_Given exercise_
Go through the listing and pick out each line with the word "Information" in it.

_Exercise material_
##########

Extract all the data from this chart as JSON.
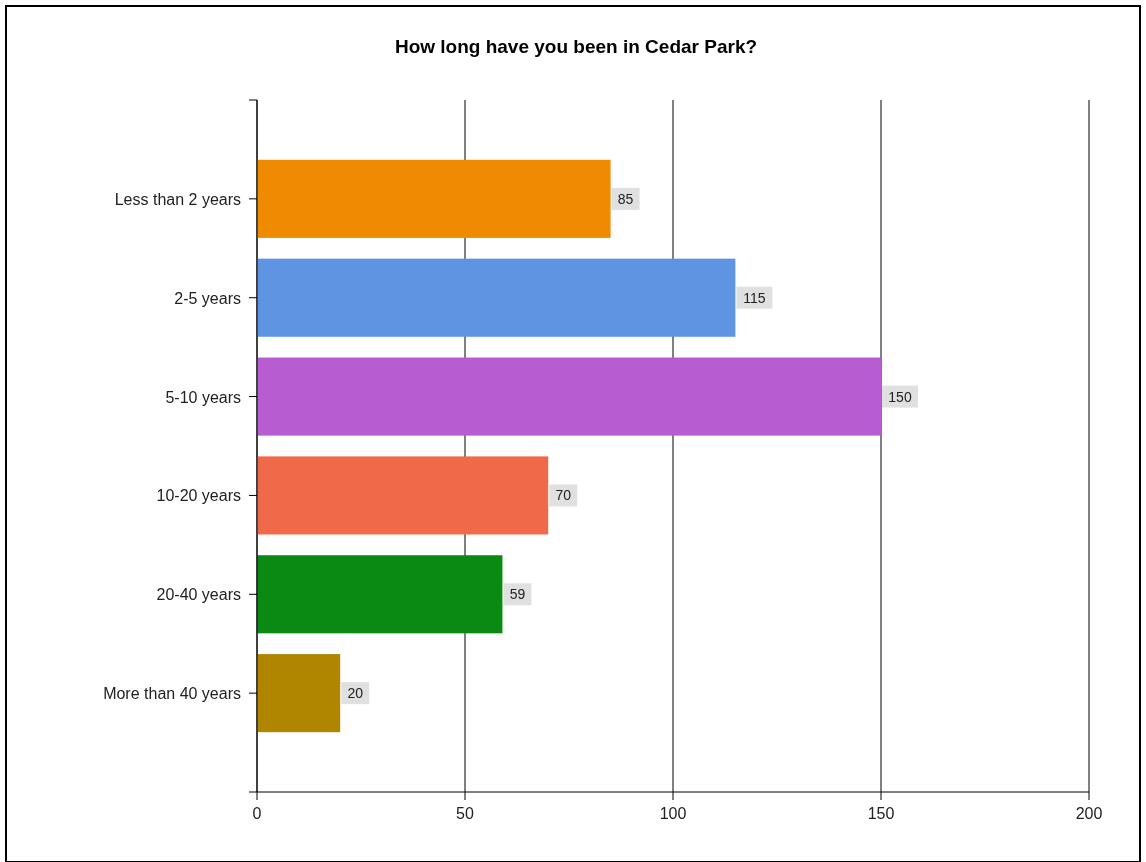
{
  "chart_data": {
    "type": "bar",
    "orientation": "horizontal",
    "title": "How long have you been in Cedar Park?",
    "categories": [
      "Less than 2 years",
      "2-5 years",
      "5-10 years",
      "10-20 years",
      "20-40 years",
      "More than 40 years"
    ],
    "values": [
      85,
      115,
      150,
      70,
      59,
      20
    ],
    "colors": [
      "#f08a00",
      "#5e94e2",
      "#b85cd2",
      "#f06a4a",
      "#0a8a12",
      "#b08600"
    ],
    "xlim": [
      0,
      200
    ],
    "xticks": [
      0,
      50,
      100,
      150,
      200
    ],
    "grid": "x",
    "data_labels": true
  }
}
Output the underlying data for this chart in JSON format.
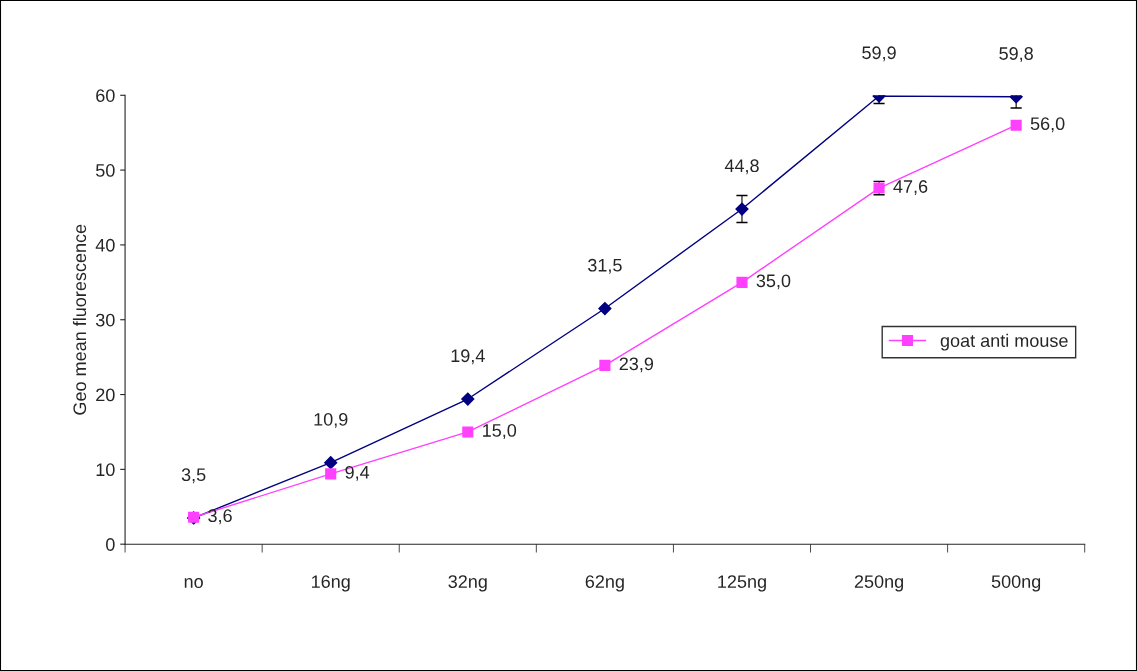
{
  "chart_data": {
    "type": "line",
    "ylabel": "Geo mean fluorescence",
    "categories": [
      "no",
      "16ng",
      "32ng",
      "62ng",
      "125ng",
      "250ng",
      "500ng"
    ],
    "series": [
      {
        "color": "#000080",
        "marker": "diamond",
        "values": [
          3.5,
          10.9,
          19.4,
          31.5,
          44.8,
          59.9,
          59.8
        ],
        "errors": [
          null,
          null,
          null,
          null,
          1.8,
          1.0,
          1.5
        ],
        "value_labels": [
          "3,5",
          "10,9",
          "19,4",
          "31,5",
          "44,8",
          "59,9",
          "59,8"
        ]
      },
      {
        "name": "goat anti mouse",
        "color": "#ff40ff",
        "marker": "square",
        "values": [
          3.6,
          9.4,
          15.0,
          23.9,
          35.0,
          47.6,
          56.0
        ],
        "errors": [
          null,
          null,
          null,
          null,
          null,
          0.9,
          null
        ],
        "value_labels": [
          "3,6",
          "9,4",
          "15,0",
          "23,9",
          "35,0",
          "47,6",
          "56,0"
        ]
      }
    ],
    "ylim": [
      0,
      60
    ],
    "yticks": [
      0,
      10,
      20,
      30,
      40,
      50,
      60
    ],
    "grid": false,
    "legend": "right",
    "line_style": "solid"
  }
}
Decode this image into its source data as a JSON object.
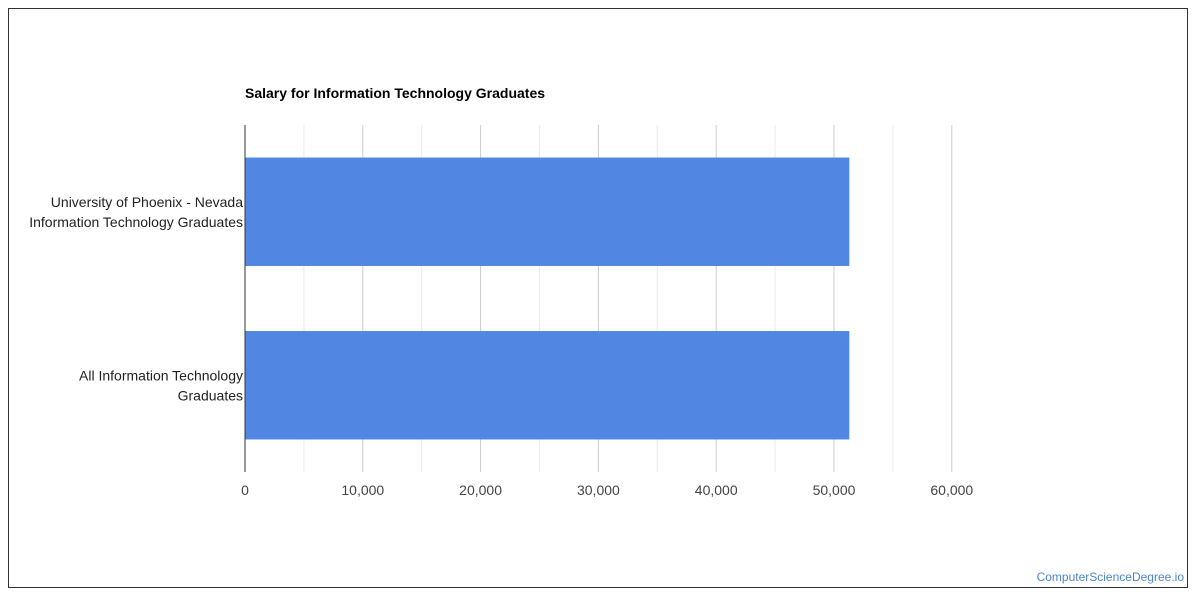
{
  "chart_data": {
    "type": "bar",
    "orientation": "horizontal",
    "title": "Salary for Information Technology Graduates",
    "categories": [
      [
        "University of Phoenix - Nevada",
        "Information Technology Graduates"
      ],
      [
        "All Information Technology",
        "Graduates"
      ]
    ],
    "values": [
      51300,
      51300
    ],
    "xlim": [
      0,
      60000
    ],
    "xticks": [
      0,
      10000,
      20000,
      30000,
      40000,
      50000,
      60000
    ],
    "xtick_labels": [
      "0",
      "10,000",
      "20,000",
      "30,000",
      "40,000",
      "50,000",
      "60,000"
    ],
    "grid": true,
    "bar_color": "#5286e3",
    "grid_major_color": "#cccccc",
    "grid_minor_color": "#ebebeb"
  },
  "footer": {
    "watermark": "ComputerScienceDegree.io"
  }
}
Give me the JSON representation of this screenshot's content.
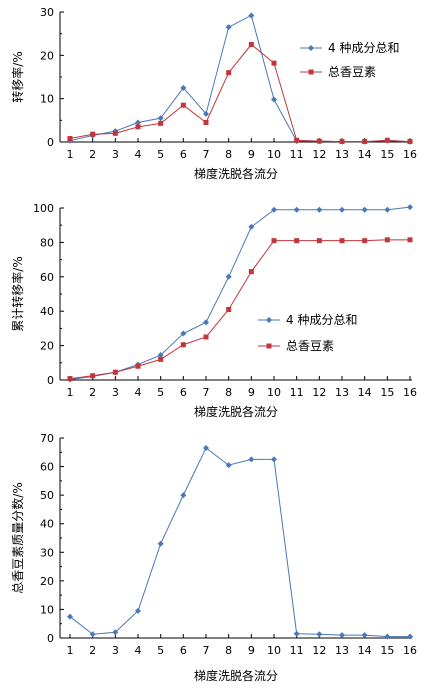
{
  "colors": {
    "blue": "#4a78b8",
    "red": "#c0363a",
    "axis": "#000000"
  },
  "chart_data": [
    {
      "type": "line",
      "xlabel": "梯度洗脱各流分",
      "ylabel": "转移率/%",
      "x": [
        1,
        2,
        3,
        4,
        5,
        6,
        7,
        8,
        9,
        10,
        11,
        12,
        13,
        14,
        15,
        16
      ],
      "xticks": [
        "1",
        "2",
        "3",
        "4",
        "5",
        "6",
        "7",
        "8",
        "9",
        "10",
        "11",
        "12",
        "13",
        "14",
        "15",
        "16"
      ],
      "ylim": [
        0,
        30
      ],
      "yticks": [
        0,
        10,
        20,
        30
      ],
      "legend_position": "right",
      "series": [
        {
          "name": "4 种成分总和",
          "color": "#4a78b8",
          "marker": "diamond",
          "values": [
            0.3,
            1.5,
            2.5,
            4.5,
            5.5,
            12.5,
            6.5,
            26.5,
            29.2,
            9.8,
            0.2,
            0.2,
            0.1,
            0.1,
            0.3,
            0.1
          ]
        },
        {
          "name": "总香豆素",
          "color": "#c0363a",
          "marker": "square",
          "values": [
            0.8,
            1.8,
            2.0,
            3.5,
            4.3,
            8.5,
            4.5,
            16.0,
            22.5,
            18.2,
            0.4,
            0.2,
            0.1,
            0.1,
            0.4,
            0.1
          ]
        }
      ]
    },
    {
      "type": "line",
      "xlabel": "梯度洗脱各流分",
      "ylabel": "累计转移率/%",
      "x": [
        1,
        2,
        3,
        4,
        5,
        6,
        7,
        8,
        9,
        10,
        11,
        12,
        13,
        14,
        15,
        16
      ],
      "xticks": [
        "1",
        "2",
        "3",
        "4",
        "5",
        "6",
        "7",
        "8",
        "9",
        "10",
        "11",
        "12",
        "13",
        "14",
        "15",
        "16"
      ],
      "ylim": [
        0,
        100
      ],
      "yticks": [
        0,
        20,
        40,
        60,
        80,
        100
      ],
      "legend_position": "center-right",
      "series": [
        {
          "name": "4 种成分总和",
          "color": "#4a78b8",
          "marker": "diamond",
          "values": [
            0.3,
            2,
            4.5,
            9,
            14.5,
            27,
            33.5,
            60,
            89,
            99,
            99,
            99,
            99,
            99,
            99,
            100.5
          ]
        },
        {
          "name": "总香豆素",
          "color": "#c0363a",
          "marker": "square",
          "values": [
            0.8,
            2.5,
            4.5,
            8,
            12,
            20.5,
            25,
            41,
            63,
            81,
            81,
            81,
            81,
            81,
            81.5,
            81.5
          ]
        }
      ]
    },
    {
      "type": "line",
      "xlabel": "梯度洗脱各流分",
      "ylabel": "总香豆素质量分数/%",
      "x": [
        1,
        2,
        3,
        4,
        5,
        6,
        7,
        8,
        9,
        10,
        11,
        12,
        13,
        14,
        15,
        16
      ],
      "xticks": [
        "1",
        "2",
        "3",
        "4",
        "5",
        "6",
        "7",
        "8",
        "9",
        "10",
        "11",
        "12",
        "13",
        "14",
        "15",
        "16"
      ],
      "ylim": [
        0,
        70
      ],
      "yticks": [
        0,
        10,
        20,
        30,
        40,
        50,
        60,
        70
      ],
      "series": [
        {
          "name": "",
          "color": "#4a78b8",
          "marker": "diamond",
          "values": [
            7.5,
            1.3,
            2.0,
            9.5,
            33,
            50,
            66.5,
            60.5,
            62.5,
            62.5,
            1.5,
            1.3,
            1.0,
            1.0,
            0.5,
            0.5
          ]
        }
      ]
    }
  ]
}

##########

_Reply_
    "title": "Salary for Information Technology Graduates",
        "Information Technology Graduates"
        "All Information Technology",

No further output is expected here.